### Provided entries
* * * * * * * * *
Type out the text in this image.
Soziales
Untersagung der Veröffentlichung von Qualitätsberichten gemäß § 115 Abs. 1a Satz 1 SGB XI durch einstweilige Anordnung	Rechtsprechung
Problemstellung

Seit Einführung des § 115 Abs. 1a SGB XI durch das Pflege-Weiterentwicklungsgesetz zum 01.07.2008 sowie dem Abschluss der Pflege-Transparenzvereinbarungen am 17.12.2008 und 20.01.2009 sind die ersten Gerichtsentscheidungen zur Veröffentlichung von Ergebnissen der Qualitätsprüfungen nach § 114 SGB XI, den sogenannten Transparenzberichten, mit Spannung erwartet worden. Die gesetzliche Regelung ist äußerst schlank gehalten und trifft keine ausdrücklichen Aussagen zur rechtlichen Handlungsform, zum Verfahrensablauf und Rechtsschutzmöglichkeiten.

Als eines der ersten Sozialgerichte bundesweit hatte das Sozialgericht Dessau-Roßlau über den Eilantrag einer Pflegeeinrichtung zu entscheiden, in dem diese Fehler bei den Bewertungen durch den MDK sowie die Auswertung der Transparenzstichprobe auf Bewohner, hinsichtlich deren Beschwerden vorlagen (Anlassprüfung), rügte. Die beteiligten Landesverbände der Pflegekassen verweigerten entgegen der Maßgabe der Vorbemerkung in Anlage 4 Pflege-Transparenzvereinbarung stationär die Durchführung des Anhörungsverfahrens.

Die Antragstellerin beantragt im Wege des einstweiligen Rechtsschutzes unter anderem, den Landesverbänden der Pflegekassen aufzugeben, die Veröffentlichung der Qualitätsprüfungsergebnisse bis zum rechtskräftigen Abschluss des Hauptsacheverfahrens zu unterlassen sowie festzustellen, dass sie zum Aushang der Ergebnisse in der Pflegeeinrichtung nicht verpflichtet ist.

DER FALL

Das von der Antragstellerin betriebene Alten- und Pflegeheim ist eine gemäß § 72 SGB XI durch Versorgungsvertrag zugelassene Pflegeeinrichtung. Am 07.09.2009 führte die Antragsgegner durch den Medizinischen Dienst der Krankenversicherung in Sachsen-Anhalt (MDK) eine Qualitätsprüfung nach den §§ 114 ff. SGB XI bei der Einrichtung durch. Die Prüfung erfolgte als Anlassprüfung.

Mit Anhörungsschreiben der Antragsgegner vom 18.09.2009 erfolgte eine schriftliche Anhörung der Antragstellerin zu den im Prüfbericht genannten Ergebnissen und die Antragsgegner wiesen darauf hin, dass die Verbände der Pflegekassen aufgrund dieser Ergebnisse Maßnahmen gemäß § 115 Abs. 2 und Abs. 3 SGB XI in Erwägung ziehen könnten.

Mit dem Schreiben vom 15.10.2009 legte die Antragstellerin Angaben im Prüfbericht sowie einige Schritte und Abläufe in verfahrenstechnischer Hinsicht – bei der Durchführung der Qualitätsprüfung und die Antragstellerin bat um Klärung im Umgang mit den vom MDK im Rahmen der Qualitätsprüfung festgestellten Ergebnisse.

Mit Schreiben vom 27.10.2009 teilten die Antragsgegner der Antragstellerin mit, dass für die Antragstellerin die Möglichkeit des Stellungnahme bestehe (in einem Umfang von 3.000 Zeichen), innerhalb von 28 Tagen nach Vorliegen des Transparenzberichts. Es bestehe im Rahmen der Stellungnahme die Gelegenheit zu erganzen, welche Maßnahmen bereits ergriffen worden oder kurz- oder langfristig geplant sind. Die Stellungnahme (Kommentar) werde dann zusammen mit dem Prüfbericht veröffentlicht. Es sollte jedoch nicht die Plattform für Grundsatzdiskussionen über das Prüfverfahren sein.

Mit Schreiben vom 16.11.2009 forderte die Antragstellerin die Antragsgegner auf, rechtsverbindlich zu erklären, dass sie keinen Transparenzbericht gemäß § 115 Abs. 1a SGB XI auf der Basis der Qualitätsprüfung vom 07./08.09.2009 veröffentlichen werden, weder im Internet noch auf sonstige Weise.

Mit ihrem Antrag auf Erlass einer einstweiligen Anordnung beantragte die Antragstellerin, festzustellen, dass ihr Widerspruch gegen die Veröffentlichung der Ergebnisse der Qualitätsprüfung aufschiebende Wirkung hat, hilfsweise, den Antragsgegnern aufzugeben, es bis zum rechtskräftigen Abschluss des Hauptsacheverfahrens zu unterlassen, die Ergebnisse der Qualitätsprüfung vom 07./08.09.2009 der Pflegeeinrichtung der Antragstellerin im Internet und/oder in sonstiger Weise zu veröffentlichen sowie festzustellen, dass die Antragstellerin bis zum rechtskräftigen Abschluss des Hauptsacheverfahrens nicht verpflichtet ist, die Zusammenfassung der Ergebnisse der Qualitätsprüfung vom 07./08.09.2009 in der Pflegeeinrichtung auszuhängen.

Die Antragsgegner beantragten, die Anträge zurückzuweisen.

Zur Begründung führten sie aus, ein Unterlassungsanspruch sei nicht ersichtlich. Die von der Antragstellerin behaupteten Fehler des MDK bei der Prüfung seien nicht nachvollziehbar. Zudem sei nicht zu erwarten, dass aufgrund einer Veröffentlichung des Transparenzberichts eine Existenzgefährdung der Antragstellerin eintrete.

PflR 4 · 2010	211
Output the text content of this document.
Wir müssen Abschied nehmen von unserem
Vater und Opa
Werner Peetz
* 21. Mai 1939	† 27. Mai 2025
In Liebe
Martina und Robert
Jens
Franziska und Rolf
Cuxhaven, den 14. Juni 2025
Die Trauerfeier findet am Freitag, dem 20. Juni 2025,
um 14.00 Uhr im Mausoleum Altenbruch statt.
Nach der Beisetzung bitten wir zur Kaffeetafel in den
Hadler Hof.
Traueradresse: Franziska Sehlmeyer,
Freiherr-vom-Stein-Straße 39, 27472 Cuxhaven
* * * * * * * * *
### Given instruction
Repeat all of the records above exactly as they appear.

### Solution for this problem
Type out the text in this image.
Soziales
Untersagung der Veröffentlichung von Qualitätsberichten gemäß § 115 Abs. 1a Satz 1 SGB XI durch einstweilige Anordnung	Rechtsprechung
Problemstellung

Seit Einführung des § 115 Abs. 1a SGB XI durch das Pflege-Weiterentwicklungsgesetz zum 01.07.2008 sowie dem Abschluss der Pflege-Transparenzvereinbarungen am 17.12.2008 und 20.01.2009 sind die ersten Gerichtsentscheidungen zur Veröffentlichung von Ergebnissen der Qualitätsprüfungen nach § 114 SGB XI, den sogenannten Transparenzberichten, mit Spannung erwartet worden. Die gesetzliche Regelung ist äußerst schlank gehalten und trifft keine ausdrücklichen Aussagen zur rechtlichen Handlungsform, zum Verfahrensablauf und Rechtsschutzmöglichkeiten.

Als eines der ersten Sozialgerichte bundesweit hatte das Sozialgericht Dessau-Roßlau über den Eilantrag einer Pflegeeinrichtung zu entscheiden, in dem diese Fehler bei den Bewertungen durch den MDK sowie die Auswertung der Transparenzstichprobe auf Bewohner, hinsichtlich deren Beschwerden vorlagen (Anlassprüfung), rügte. Die beteiligten Landesverbände der Pflegekassen verweigerten entgegen der Maßgabe der Vorbemerkung in Anlage 4 Pflege-Transparenzvereinbarung stationär die Durchführung des Anhörungsverfahrens.

Die Antragstellerin beantragt im Wege des einstweiligen Rechtsschutzes unter anderem, den Landesverbänden der Pflegekassen aufzugeben, die Veröffentlichung der Qualitätsprüfungsergebnisse bis zum rechtskräftigen Abschluss des Hauptsacheverfahrens zu unterlassen sowie festzustellen, dass sie zum Aushang der Ergebnisse in der Pflegeeinrichtung nicht verpflichtet ist.

DER FALL

Das von der Antragstellerin betriebene Alten- und Pflegeheim ist eine gemäß § 72 SGB XI durch Versorgungsvertrag zugelassene Pflegeeinrichtung. Am 07.09.2009 führte die Antragsgegner durch den Medizinischen Dienst der Krankenversicherung in Sachsen-Anhalt (MDK) eine Qualitätsprüfung nach den §§ 114 ff. SGB XI bei der Einrichtung durch. Die Prüfung erfolgte als Anlassprüfung.

Mit Anhörungsschreiben der Antragsgegner vom 18.09.2009 erfolgte eine schriftliche Anhörung der Antragstellerin zu den im Prüfbericht genannten Ergebnissen und die Antragsgegner wiesen darauf hin, dass die Verbände der Pflegekassen aufgrund dieser Ergebnisse Maßnahmen gemäß § 115 Abs. 2 und Abs. 3 SGB XI in Erwägung ziehen könnten.

Mit dem Schreiben vom 15.10.2009 legte die Antragstellerin Angaben im Prüfbericht sowie einige Schritte und Abläufe in verfahrenstechnischer Hinsicht – bei der Durchführung der Qualitätsprüfung und die Antragstellerin bat um Klärung im Umgang mit den vom MDK im Rahmen der Qualitätsprüfung festgestellten Ergebnisse.

Mit Schreiben vom 27.10.2009 teilten die Antragsgegner der Antragstellerin mit, dass für die Antragstellerin die Möglichkeit des Stellungnahme bestehe (in einem Umfang von 3.000 Zeichen), innerhalb von 28 Tagen nach Vorliegen des Transparenzberichts. Es bestehe im Rahmen der Stellungnahme die Gelegenheit zu erganzen, welche Maßnahmen bereits ergriffen worden oder kurz- oder langfristig geplant sind. Die Stellungnahme (Kommentar) werde dann zusammen mit dem Prüfbericht veröffentlicht. Es sollte jedoch nicht die Plattform für Grundsatzdiskussionen über das Prüfverfahren sein.

Mit Schreiben vom 16.11.2009 forderte die Antragstellerin die Antragsgegner auf, rechtsverbindlich zu erklären, dass sie keinen Transparenzbericht gemäß § 115 Abs. 1a SGB XI auf der Basis der Qualitätsprüfung vom 07./08.09.2009 veröffentlichen werden, weder im Internet noch auf sonstige Weise.

Mit ihrem Antrag auf Erlass einer einstweiligen Anordnung beantragte die Antragstellerin, festzustellen, dass ihr Widerspruch gegen die Veröffentlichung der Ergebnisse der Qualitätsprüfung aufschiebende Wirkung hat, hilfsweise, den Antragsgegnern aufzugeben, es bis zum rechtskräftigen Abschluss des Hauptsacheverfahrens zu unterlassen, die Ergebnisse der Qualitätsprüfung vom 07./08.09.2009 der Pflegeeinrichtung der Antragstellerin im Internet und/oder in sonstiger Weise zu veröffentlichen sowie festzustellen, dass die Antragstellerin bis zum rechtskräftigen Abschluss des Hauptsacheverfahrens nicht verpflichtet ist, die Zusammenfassung der Ergebnisse der Qualitätsprüfung vom 07./08.09.2009 in der Pflegeeinrichtung auszuhängen.

Die Antragsgegner beantragten, die Anträge zurückzuweisen.

Zur Begründung führten sie aus, ein Unterlassungsanspruch sei nicht ersichtlich. Die von der Antragstellerin behaupteten Fehler des MDK bei der Prüfung seien nicht nachvollziehbar. Zudem sei nicht zu erwarten, dass aufgrund einer Veröffentlichung des Transparenzberichts eine Existenzgefährdung der Antragstellerin eintrete.

PflR 4 · 2010	211
Output the text content of this document.
Wir müssen Abschied nehmen von unserem
Vater und Opa
Werner Peetz
* 21. Mai 1939	† 27. Mai 2025
In Liebe
Martina und Robert
Jens
Franziska und Rolf
Cuxhaven, den 14. Juni 2025
Die Trauerfeier findet am Freitag, dem 20. Juni 2025,
um 14.00 Uhr im Mausoleum Altenbruch statt.
Nach der Beisetzung bitten wir zur Kaffeetafel in den
Hadler Hof.
Traueradresse: Franziska Sehlmeyer,
Freiherr-vom-Stein-Straße 39, 27472 Cuxhaven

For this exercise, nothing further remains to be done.